>> start EXERCISE MATERIAL

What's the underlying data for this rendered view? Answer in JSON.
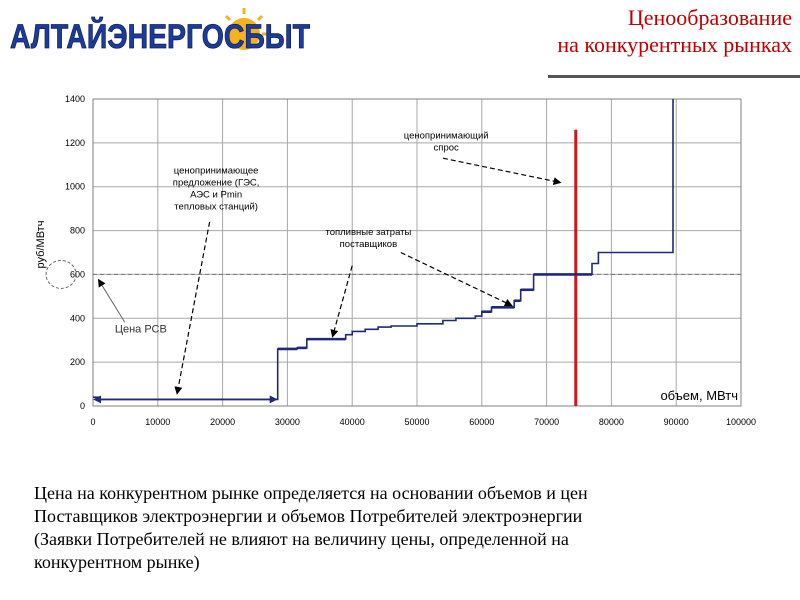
{
  "header": {
    "logo_text": "АЛТАЙЭНЕРГОСБЫТ",
    "title_lines": [
      "Ценообразование",
      "на конкурентных рынках"
    ],
    "colors": {
      "logo_blue": "#1d3c9a",
      "logo_sun": "#f5b21c",
      "title": "#c00000"
    }
  },
  "chart_data": {
    "type": "line",
    "xlabel": "объем, МВтч",
    "ylabel": "руб/МВтч",
    "xlim": [
      0,
      100000
    ],
    "ylim": [
      0,
      1400
    ],
    "x_ticks": [
      "0",
      "10000",
      "20000",
      "30000",
      "40000",
      "50000",
      "60000",
      "70000",
      "80000",
      "90000",
      "100000"
    ],
    "y_ticks": [
      "0",
      "200",
      "400",
      "600",
      "800",
      "1000",
      "1200",
      "1400"
    ],
    "grid": true,
    "series": [
      {
        "name": "предложение",
        "color": "#1f2a78",
        "points": [
          [
            0,
            40
          ],
          [
            800,
            40
          ],
          [
            800,
            30
          ],
          [
            28500,
            30
          ],
          [
            28500,
            260
          ],
          [
            31500,
            260
          ],
          [
            31500,
            265
          ],
          [
            33000,
            265
          ],
          [
            33000,
            305
          ],
          [
            39000,
            305
          ],
          [
            39000,
            325
          ],
          [
            40000,
            325
          ],
          [
            40000,
            340
          ],
          [
            42000,
            340
          ],
          [
            42000,
            350
          ],
          [
            44000,
            350
          ],
          [
            44000,
            360
          ],
          [
            46000,
            360
          ],
          [
            46000,
            365
          ],
          [
            50000,
            365
          ],
          [
            50000,
            375
          ],
          [
            54000,
            375
          ],
          [
            54000,
            390
          ],
          [
            56000,
            390
          ],
          [
            56000,
            400
          ],
          [
            59000,
            400
          ],
          [
            59000,
            410
          ],
          [
            60000,
            410
          ],
          [
            60000,
            430
          ],
          [
            61500,
            430
          ],
          [
            61500,
            450
          ],
          [
            65000,
            450
          ],
          [
            65000,
            480
          ],
          [
            66000,
            480
          ],
          [
            66000,
            530
          ],
          [
            68000,
            530
          ],
          [
            68000,
            600
          ],
          [
            77000,
            600
          ],
          [
            77000,
            650
          ],
          [
            78000,
            650
          ],
          [
            78000,
            700
          ],
          [
            89500,
            700
          ],
          [
            89500,
            1400
          ]
        ]
      }
    ],
    "reference_lines": [
      {
        "type": "horizontal",
        "y": 600,
        "style": "dashed",
        "color": "#777777"
      },
      {
        "type": "vertical",
        "x": 74500,
        "y_top": 1260,
        "color": "#d0161d"
      }
    ],
    "annotations": [
      {
        "text": [
          "ценопринимающее",
          "предложение (ГЭС,",
          "АЭС и Pmin",
          "тепловых станций)"
        ],
        "x": 19000,
        "y": 1060,
        "arrow_from": [
          18000,
          840
        ],
        "arrow_to": [
          13000,
          60
        ]
      },
      {
        "text": [
          "ценопринимающий",
          "спрос"
        ],
        "x": 54500,
        "y": 1220,
        "arrow_from": [
          54000,
          1130
        ],
        "arrow_to": [
          72000,
          1020
        ]
      },
      {
        "text": [
          "топливные затраты",
          "поставщиков"
        ],
        "x": 42500,
        "y": 780,
        "arrow_from": [
          40000,
          640
        ],
        "arrow_to": [
          37000,
          320
        ],
        "arrow2_from": [
          47500,
          700
        ],
        "arrow2_to": [
          64500,
          460
        ]
      }
    ],
    "double_arrow": {
      "x1": 0,
      "x2": 28500,
      "y": 30
    },
    "price_label": {
      "text": "Цена РСВ",
      "x": 8000,
      "y": 290
    },
    "ellipse_marker": {
      "x": -4000,
      "y": 600
    }
  },
  "body_text": [
    "Цена на конкурентном рынке определяется на основании объемов и цен",
    "Поставщиков электроэнергии и объемов Потребителей электроэнергии",
    "(Заявки Потребителей не влияют на величину цены, определенной на",
    "конкурентном рынке)"
  ]
}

>> end EXERCISE MATERIAL

**GOAL**
Make an exact copy of every entry above, minus the images.

**RESULT OF THE TASK**
What's the underlying data for this rendered view? Answer in JSON.
{
  "header": {
    "logo_text": "АЛТАЙЭНЕРГОСБЫТ",
    "title_lines": [
      "Ценообразование",
      "на конкурентных рынках"
    ],
    "colors": {
      "logo_blue": "#1d3c9a",
      "logo_sun": "#f5b21c",
      "title": "#c00000"
    }
  },
  "chart_data": {
    "type": "line",
    "xlabel": "объем, МВтч",
    "ylabel": "руб/МВтч",
    "xlim": [
      0,
      100000
    ],
    "ylim": [
      0,
      1400
    ],
    "x_ticks": [
      "0",
      "10000",
      "20000",
      "30000",
      "40000",
      "50000",
      "60000",
      "70000",
      "80000",
      "90000",
      "100000"
    ],
    "y_ticks": [
      "0",
      "200",
      "400",
      "600",
      "800",
      "1000",
      "1200",
      "1400"
    ],
    "grid": true,
    "series": [
      {
        "name": "предложение",
        "color": "#1f2a78",
        "points": [
          [
            0,
            40
          ],
          [
            800,
            40
          ],
          [
            800,
            30
          ],
          [
            28500,
            30
          ],
          [
            28500,
            260
          ],
          [
            31500,
            260
          ],
          [
            31500,
            265
          ],
          [
            33000,
            265
          ],
          [
            33000,
            305
          ],
          [
            39000,
            305
          ],
          [
            39000,
            325
          ],
          [
            40000,
            325
          ],
          [
            40000,
            340
          ],
          [
            42000,
            340
          ],
          [
            42000,
            350
          ],
          [
            44000,
            350
          ],
          [
            44000,
            360
          ],
          [
            46000,
            360
          ],
          [
            46000,
            365
          ],
          [
            50000,
            365
          ],
          [
            50000,
            375
          ],
          [
            54000,
            375
          ],
          [
            54000,
            390
          ],
          [
            56000,
            390
          ],
          [
            56000,
            400
          ],
          [
            59000,
            400
          ],
          [
            59000,
            410
          ],
          [
            60000,
            410
          ],
          [
            60000,
            430
          ],
          [
            61500,
            430
          ],
          [
            61500,
            450
          ],
          [
            65000,
            450
          ],
          [
            65000,
            480
          ],
          [
            66000,
            480
          ],
          [
            66000,
            530
          ],
          [
            68000,
            530
          ],
          [
            68000,
            600
          ],
          [
            77000,
            600
          ],
          [
            77000,
            650
          ],
          [
            78000,
            650
          ],
          [
            78000,
            700
          ],
          [
            89500,
            700
          ],
          [
            89500,
            1400
          ]
        ]
      }
    ],
    "reference_lines": [
      {
        "type": "horizontal",
        "y": 600,
        "style": "dashed",
        "color": "#777777"
      },
      {
        "type": "vertical",
        "x": 74500,
        "y_top": 1260,
        "color": "#d0161d"
      }
    ],
    "annotations": [
      {
        "text": [
          "ценопринимающее",
          "предложение (ГЭС,",
          "АЭС и Pmin",
          "тепловых станций)"
        ],
        "x": 19000,
        "y": 1060,
        "arrow_from": [
          18000,
          840
        ],
        "arrow_to": [
          13000,
          60
        ]
      },
      {
        "text": [
          "ценопринимающий",
          "спрос"
        ],
        "x": 54500,
        "y": 1220,
        "arrow_from": [
          54000,
          1130
        ],
        "arrow_to": [
          72000,
          1020
        ]
      },
      {
        "text": [
          "топливные затраты",
          "поставщиков"
        ],
        "x": 42500,
        "y": 780,
        "arrow_from": [
          40000,
          640
        ],
        "arrow_to": [
          37000,
          320
        ],
        "arrow2_from": [
          47500,
          700
        ],
        "arrow2_to": [
          64500,
          460
        ]
      }
    ],
    "double_arrow": {
      "x1": 0,
      "x2": 28500,
      "y": 30
    },
    "price_label": {
      "text": "Цена РСВ",
      "x": 8000,
      "y": 290
    },
    "ellipse_marker": {
      "x": -4000,
      "y": 600
    }
  },
  "body_text": [
    "Цена на конкурентном рынке определяется на основании объемов и цен",
    "Поставщиков электроэнергии и объемов Потребителей электроэнергии",
    "(Заявки Потребителей не влияют на величину цены, определенной на",
    "конкурентном рынке)"
  ]
}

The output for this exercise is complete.